The data must be returned in full and exactly as given.
○ ○ ○
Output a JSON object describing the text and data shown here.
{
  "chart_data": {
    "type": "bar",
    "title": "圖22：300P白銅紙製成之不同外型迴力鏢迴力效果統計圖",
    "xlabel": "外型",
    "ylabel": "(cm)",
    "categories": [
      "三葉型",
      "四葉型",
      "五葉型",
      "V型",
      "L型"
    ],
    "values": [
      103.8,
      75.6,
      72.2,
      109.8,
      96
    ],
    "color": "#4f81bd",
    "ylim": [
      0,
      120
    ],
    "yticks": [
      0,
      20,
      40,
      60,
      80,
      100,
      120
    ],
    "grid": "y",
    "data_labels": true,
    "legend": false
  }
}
○ ○ ○
Result:
Output a JSON object describing the text and data shown here.
{
  "chart_data": {
    "type": "bar",
    "title": "圖22：300P白銅紙製成之不同外型迴力鏢迴力效果統計圖",
    "xlabel": "外型",
    "ylabel": "(cm)",
    "categories": [
      "三葉型",
      "四葉型",
      "五葉型",
      "V型",
      "L型"
    ],
    "values": [
      103.8,
      75.6,
      72.2,
      109.8,
      96
    ],
    "color": "#4f81bd",
    "ylim": [
      0,
      120
    ],
    "yticks": [
      0,
      20,
      40,
      60,
      80,
      100,
      120
    ],
    "grid": "y",
    "data_labels": true,
    "legend": false
  }
}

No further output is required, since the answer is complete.